Return every line of the records below verbatim, with no pictures in the copy.

━━━━━ Provided data ━━━━━

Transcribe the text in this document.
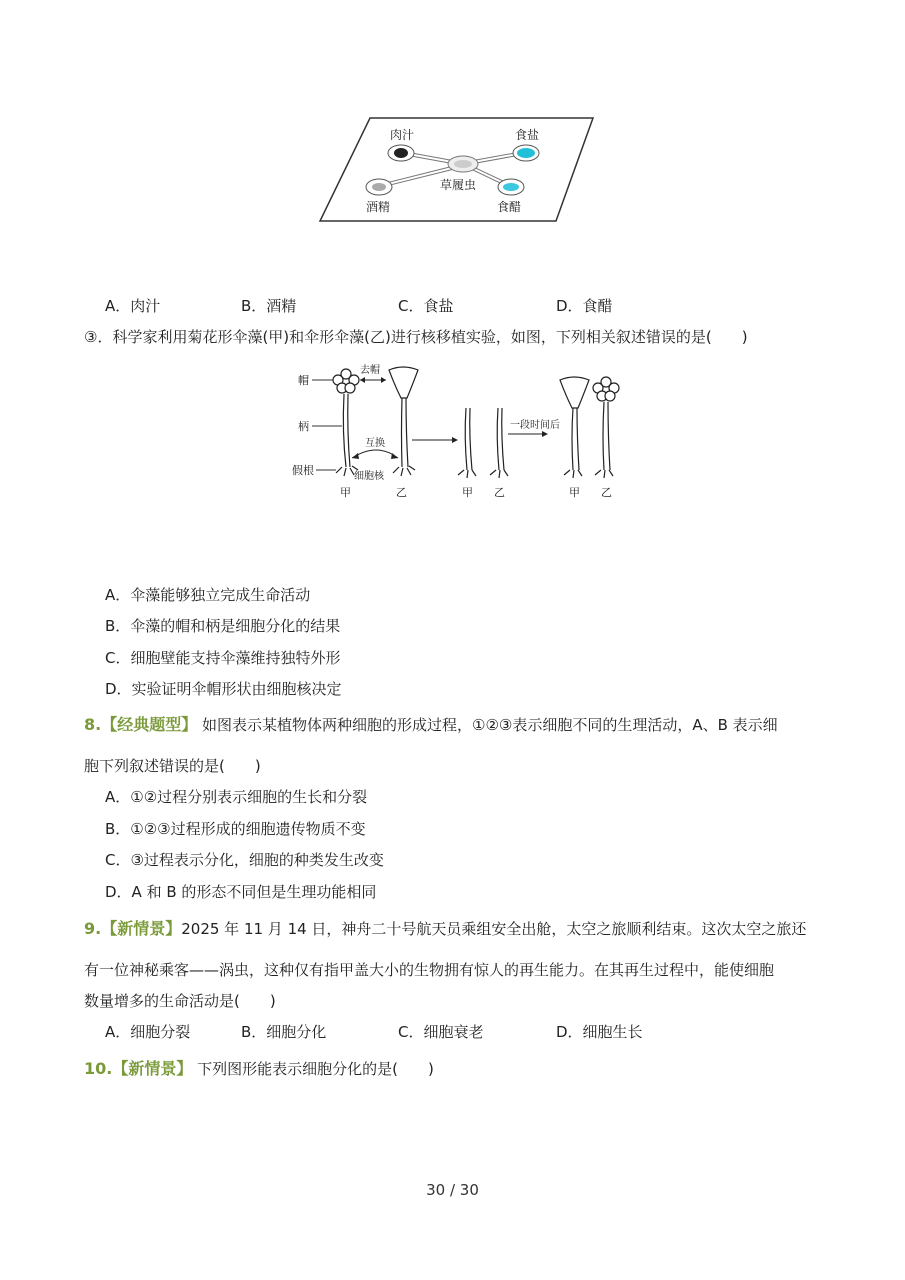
肉汁	食盐
草履虫
酒精	食醋
A．肉汁	B．酒精	C．食盐	D．食醋
③．科学家利用菊花形伞藻(甲)和伞形伞藻(乙)进行核移植实验，如图，下列相关叙述错误的是(　　)
帽
柄
假根
去帽
互换
细胞核
甲	乙	甲 乙
一段时间后
甲 乙
A．伞藻能够独立完成生命活动
B．伞藻的帽和柄是细胞分化的结果
C．细胞壁能支持伞藻维持独特外形
D．实验证明伞帽形状由细胞核决定
8.【经典题型】 如图表示某植物体两种细胞的形成过程，①②③表示细胞不同的生理活动，A、B 表示细
胞下列叙述错误的是(　　)
A．①②过程分别表示细胞的生长和分裂
B．①②③过程形成的细胞遗传物质不变
C．③过程表示分化，细胞的种类发生改变
D．A 和 B 的形态不同但是生理功能相同
9.【新情景】2025 年 11 月 14 日，神舟二十号航天员乘组安全出舱，太空之旅顺利结束。这次太空之旅还
有一位神秘乘客——涡虫，这种仅有指甲盖大小的生物拥有惊人的再生能力。在其再生过程中，能使细胞
数量增多的生命活动是(　　)
A．细胞分裂	B．细胞分化	C．细胞衰老	D．细胞生长
10.【新情景】 下列图形能表示细胞分化的是(　　)
30 / 30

━━━━━

Written response:
Transcribe the text in this document.
肉汁	食盐
草履虫
酒精	食醋
A．肉汁	B．酒精	C．食盐	D．食醋
③．科学家利用菊花形伞藻(甲)和伞形伞藻(乙)进行核移植实验，如图，下列相关叙述错误的是(　　)
帽
柄
假根
去帽
互换
细胞核
甲	乙	甲 乙
一段时间后
甲 乙
A．伞藻能够独立完成生命活动
B．伞藻的帽和柄是细胞分化的结果
C．细胞壁能支持伞藻维持独特外形
D．实验证明伞帽形状由细胞核决定
8.【经典题型】 如图表示某植物体两种细胞的形成过程，①②③表示细胞不同的生理活动，A、B 表示细
胞下列叙述错误的是(　　)
A．①②过程分别表示细胞的生长和分裂
B．①②③过程形成的细胞遗传物质不变
C．③过程表示分化，细胞的种类发生改变
D．A 和 B 的形态不同但是生理功能相同
9.【新情景】2025 年 11 月 14 日，神舟二十号航天员乘组安全出舱，太空之旅顺利结束。这次太空之旅还
有一位神秘乘客——涡虫，这种仅有指甲盖大小的生物拥有惊人的再生能力。在其再生过程中，能使细胞
数量增多的生命活动是(　　)
A．细胞分裂	B．细胞分化	C．细胞衰老	D．细胞生长
10.【新情景】 下列图形能表示细胞分化的是(　　)
30 / 30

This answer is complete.